# [Aufgaben]
#1 Prüfe anhand des Berichts über die 16 Kinder in Ohio, ob diese Aussagen stimmen: (a) Die befreiten Kinder und Jugendlichen waren zwischen 18 Monaten und 18 Jahren alt. (b) Die Gemeinde Hamden hat mehr als 1.000 Einwohner. (c) Fünf Angehörige der Familie Siders wurden angeklagt. Antworte jeweils mit Ja oder Nein und zitiere die entscheidenden Worte aus dem Bericht wörtlich.
#2 Führe den Bericht über die 16 Kinder in Ohio nach seinem letzten Satz weiter.
======== Extrahierter Text ========
Bei einem Einsatz in einer kleinen Gemeinde im US-Bundesstaat Ohio haben Ermittler 16 Kinder und Jugendliche im Alter zwischen 18 Monaten und 18 Jahren aus einem verwahrlosten Wohnhaus befreit und vier Angehörige der Familie Siders wegen Kindeswohlgefährdung angeklagt.

Das Haus lag nach Angaben der Behörden abgeschirmt hinter dichtem Gestrüpp und Bäumen am Rand der Gemeinde Hamden im Vinton County, die weniger als 1.000 Einwohner zählt. Generalstaatsanwalt Andy Wilson erklärte auf einer Pressekonferenz, niemand habe damit gerechnet, dort 16 Kinder vorzufinden. Die Behörden bemühen sich nun um das vorläufige Sorgerecht für alle Minderjährigen.
======== Inhalt des Datensatzes ========
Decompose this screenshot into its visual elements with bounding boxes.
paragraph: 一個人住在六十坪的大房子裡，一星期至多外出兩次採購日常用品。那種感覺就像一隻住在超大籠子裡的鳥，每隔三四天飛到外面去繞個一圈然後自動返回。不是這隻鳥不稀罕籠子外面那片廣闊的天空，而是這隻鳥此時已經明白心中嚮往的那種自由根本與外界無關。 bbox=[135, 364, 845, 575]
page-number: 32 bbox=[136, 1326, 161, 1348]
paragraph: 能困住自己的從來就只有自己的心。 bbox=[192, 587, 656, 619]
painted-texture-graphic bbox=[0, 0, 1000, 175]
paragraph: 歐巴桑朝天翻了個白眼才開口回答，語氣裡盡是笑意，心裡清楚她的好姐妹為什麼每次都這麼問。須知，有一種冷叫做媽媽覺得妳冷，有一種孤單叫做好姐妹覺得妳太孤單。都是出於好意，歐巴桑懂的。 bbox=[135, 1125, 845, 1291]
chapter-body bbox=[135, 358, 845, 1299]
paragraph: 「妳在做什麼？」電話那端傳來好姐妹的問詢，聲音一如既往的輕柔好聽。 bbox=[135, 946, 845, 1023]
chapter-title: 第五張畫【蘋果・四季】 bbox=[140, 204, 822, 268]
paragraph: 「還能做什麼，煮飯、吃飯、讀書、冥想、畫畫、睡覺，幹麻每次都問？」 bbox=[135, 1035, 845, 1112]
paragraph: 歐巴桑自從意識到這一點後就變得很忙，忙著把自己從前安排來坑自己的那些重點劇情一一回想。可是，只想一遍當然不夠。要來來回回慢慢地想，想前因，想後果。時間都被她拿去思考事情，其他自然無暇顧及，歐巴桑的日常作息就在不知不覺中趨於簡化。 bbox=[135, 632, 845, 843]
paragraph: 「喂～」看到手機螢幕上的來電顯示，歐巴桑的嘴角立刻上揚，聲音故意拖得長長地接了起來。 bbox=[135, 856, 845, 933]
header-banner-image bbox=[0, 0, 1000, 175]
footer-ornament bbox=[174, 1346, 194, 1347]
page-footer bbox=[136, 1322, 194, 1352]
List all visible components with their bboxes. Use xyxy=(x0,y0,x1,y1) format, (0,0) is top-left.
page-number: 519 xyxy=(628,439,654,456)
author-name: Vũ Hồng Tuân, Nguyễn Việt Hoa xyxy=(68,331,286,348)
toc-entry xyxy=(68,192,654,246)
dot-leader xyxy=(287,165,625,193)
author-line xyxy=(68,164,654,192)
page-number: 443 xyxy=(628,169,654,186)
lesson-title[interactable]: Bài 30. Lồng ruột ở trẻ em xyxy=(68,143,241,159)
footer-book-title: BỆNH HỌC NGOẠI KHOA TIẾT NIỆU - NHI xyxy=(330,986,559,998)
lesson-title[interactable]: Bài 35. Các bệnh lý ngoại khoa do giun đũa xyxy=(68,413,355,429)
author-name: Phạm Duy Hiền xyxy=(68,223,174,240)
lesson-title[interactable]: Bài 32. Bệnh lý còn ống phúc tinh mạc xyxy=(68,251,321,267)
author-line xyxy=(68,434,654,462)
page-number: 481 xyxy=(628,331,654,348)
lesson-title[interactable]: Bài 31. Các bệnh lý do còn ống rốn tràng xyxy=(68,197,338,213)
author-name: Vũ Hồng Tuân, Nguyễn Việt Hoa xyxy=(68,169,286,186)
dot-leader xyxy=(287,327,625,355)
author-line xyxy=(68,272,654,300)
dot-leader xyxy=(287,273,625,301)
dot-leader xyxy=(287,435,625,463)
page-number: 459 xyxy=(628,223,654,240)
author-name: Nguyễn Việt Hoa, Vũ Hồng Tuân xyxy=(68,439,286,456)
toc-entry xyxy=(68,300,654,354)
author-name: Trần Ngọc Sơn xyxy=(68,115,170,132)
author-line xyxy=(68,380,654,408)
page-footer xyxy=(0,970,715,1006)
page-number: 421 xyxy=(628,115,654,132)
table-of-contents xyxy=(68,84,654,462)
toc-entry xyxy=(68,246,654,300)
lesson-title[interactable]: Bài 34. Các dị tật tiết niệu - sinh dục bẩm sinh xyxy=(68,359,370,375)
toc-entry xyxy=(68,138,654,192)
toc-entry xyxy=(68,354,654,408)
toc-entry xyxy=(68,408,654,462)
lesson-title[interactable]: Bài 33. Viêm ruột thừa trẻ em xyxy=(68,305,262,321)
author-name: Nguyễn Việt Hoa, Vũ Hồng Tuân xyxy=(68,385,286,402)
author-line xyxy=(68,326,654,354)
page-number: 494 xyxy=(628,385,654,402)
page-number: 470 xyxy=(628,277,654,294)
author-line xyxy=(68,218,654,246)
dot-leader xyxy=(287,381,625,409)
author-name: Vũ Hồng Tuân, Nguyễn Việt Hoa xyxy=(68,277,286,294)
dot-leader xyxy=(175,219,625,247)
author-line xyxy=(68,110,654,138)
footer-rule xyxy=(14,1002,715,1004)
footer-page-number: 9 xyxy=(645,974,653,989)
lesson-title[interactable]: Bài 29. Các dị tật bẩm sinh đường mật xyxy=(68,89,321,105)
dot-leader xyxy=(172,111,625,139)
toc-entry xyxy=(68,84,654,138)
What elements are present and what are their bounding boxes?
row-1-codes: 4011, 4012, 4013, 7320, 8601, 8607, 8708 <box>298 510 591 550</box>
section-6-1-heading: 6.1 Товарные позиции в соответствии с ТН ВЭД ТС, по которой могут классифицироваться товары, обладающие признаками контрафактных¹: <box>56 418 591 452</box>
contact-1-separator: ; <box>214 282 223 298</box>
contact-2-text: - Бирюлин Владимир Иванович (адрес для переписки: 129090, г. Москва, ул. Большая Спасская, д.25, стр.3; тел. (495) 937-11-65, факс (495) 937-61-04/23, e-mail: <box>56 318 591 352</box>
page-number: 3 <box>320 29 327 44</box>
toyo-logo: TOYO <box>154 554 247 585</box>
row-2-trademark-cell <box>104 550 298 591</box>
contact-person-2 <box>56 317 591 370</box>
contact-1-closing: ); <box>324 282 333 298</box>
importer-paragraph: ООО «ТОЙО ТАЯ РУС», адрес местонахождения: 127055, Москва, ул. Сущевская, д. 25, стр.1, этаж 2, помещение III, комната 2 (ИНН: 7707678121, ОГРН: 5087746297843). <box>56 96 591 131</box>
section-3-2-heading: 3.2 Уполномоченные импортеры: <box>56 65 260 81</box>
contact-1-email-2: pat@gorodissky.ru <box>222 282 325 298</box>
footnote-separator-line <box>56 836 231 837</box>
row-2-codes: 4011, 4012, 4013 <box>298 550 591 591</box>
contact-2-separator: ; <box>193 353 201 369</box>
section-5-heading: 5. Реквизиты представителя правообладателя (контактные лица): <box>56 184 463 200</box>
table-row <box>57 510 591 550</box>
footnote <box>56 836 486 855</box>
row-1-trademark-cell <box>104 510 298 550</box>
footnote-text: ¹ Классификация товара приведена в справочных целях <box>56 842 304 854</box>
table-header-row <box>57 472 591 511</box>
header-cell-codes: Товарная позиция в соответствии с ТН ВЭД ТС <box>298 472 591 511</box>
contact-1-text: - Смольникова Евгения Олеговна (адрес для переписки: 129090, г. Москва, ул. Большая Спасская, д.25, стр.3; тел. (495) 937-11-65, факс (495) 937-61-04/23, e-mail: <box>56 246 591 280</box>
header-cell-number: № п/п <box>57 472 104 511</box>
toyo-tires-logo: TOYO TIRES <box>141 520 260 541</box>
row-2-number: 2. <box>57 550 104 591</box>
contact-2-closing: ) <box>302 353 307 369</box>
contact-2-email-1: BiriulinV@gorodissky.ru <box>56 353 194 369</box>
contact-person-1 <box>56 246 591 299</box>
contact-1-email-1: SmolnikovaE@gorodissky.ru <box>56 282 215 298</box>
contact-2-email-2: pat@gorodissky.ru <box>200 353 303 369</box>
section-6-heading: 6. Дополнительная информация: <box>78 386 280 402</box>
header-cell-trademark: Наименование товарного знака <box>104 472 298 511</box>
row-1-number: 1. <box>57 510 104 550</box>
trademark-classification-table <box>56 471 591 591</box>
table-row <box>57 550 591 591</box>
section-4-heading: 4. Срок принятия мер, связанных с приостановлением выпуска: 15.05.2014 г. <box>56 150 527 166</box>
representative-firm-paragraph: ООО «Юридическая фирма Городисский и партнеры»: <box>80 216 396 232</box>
========
# [Erwartete Antworten]
#1
(a) Ja: „im Alter zwischen 18 Monaten und 18 Jahren“
(b) Nein: „die weniger als 1.000 Einwohner zählt“
(c) Nein: „vier Angehörige der Familie Siders wegen Kindeswohlgefährdung angeklagt“

#2
Nach Darstellung der Ermittler verbrachten die Kinder den Großteil der vergangenen vier Jahre in einem einzigen Zimmer von rund 3,6 mal 3,6 Metern, also etwa 13 Quadratmetern. Einige der Kinder konnten laut den Behörden nicht sprechen. Eine 18-Jährige mit einer Entwicklungsstörung sei nicht in der Lage gewesen, ihren eigenen Namen zu buchstabieren.